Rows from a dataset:
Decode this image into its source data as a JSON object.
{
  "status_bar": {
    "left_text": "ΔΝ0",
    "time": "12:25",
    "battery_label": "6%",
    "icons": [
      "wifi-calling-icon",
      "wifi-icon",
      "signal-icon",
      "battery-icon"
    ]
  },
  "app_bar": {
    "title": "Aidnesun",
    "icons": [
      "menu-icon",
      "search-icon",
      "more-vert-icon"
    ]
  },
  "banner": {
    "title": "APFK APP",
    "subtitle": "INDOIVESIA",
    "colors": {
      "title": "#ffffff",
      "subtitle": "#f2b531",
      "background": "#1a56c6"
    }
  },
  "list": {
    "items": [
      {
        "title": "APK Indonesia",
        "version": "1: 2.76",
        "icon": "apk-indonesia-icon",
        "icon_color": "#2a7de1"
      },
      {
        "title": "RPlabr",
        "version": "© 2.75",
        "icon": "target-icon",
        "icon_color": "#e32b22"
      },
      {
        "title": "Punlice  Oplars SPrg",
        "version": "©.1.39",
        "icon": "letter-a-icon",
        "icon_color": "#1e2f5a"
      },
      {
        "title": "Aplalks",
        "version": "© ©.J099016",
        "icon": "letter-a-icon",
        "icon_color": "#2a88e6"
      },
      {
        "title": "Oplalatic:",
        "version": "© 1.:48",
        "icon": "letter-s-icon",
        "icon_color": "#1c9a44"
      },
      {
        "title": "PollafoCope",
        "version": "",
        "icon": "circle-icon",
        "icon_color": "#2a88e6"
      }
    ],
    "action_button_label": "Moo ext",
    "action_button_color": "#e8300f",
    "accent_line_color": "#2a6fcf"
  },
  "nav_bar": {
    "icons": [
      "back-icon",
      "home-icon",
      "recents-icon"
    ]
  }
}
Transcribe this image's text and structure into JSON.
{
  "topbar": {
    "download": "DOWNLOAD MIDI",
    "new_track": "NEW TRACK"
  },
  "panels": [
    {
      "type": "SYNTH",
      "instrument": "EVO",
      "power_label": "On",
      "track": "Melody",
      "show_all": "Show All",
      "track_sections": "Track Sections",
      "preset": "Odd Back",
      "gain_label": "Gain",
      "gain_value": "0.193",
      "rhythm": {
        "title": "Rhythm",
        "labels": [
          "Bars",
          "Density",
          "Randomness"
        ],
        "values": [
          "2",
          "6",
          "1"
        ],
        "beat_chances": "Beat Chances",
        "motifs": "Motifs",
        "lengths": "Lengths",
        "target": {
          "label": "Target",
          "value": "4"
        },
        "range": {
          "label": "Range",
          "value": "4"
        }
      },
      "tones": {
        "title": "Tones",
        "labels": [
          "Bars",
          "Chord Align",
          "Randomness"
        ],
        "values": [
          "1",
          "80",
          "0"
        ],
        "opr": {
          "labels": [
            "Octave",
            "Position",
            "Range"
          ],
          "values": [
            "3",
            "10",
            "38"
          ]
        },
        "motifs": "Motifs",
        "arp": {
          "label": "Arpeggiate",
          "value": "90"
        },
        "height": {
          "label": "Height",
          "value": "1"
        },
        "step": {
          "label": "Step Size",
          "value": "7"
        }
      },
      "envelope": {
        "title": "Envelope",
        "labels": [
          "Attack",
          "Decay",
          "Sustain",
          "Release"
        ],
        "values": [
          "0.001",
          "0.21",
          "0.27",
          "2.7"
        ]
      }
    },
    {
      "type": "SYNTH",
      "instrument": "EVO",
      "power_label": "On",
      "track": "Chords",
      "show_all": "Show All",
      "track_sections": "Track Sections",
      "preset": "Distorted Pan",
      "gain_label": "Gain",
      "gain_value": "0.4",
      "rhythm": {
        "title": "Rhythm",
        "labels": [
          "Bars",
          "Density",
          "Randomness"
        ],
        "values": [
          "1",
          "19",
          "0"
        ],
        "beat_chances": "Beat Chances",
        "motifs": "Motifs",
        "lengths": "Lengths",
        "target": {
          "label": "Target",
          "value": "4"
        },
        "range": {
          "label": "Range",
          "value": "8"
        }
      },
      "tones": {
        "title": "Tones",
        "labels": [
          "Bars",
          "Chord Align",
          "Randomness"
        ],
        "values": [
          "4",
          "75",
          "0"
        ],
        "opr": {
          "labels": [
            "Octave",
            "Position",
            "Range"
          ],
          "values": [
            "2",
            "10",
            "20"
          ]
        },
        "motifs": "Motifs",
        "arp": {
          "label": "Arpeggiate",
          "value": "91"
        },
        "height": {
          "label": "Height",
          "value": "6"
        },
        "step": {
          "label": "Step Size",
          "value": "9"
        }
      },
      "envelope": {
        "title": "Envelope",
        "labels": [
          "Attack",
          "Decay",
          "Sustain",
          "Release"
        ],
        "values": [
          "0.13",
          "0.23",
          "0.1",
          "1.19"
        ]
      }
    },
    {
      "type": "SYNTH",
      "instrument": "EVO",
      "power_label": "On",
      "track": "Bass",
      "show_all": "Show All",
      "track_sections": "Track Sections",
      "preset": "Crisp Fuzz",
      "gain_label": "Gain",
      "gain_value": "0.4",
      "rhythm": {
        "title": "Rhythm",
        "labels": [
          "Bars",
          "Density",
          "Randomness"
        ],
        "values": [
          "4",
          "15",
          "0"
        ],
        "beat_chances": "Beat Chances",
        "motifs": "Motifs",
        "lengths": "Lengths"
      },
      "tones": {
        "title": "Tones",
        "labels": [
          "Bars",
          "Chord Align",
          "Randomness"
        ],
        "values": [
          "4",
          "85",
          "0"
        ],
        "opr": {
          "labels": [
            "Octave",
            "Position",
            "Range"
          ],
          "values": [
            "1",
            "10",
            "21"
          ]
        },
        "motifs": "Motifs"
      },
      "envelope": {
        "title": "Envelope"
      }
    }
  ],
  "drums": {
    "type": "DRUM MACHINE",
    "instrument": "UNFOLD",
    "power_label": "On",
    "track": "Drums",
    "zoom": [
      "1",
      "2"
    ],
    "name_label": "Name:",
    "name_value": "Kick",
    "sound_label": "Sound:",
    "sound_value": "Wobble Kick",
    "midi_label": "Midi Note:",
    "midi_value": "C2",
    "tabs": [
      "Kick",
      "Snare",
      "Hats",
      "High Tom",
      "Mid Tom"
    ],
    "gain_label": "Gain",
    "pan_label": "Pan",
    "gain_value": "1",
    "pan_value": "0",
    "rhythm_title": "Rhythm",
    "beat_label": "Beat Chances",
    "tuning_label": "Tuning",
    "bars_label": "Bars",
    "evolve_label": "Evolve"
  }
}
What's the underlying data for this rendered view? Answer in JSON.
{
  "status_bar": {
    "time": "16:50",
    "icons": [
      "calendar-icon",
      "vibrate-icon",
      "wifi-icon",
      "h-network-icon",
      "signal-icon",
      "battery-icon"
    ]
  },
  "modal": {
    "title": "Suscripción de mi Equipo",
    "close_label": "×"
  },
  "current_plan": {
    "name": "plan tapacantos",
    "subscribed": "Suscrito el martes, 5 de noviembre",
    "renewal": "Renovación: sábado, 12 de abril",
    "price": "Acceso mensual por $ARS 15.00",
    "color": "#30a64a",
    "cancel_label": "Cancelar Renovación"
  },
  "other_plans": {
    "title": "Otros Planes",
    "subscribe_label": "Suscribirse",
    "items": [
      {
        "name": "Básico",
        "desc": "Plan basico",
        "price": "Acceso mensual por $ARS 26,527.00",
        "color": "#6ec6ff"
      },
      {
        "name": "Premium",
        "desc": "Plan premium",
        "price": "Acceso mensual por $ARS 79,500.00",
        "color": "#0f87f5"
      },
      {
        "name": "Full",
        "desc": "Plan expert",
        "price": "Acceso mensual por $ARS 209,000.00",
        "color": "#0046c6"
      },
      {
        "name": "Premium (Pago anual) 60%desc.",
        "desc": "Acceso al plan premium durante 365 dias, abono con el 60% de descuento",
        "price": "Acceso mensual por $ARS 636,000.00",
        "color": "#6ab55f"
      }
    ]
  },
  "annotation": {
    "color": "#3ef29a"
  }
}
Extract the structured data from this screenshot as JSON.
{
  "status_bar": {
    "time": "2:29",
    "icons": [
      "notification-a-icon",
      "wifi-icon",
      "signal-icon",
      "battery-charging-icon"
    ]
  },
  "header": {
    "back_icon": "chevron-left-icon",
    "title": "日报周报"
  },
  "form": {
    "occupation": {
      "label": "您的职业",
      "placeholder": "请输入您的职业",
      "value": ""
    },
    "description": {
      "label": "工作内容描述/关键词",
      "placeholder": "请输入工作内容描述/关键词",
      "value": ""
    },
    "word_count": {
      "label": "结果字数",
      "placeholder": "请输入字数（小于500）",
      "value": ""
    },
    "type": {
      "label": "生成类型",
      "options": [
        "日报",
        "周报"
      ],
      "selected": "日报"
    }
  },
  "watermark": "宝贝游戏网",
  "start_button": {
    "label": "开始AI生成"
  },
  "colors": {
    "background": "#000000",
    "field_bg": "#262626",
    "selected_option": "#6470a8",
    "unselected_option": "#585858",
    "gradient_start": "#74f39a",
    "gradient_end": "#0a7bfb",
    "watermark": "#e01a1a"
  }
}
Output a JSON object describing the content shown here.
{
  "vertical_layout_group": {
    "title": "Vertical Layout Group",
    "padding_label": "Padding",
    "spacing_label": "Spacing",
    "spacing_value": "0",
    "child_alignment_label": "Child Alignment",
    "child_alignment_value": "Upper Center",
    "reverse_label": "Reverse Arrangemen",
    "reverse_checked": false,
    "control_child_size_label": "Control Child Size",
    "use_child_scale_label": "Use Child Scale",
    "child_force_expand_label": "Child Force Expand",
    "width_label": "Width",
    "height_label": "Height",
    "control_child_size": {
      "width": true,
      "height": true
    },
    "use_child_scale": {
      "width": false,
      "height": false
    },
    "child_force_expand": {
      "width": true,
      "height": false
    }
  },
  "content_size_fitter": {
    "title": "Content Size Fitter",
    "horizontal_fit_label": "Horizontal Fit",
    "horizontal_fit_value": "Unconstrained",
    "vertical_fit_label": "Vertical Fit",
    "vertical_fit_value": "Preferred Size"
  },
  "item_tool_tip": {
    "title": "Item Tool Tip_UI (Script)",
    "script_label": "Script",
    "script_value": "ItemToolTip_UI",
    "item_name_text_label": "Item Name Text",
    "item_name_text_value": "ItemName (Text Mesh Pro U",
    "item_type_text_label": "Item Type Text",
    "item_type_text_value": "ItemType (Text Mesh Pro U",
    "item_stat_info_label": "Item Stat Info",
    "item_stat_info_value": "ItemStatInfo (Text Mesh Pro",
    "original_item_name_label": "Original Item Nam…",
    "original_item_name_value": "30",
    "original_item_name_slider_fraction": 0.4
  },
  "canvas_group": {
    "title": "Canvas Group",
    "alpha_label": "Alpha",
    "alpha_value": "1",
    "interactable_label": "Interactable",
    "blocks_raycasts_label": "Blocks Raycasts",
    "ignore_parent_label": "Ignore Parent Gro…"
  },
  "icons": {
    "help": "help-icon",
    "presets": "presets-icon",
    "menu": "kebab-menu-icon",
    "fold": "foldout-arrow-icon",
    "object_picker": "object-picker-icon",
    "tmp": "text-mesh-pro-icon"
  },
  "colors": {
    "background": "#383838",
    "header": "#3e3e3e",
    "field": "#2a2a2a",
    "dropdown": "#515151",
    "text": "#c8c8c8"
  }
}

» **Exercise**
Search the entries for the word "false", then list each line that holds it.

» **The solution**
    "reverse_checked": false,
      "width": false,
      "height": false
      "height": false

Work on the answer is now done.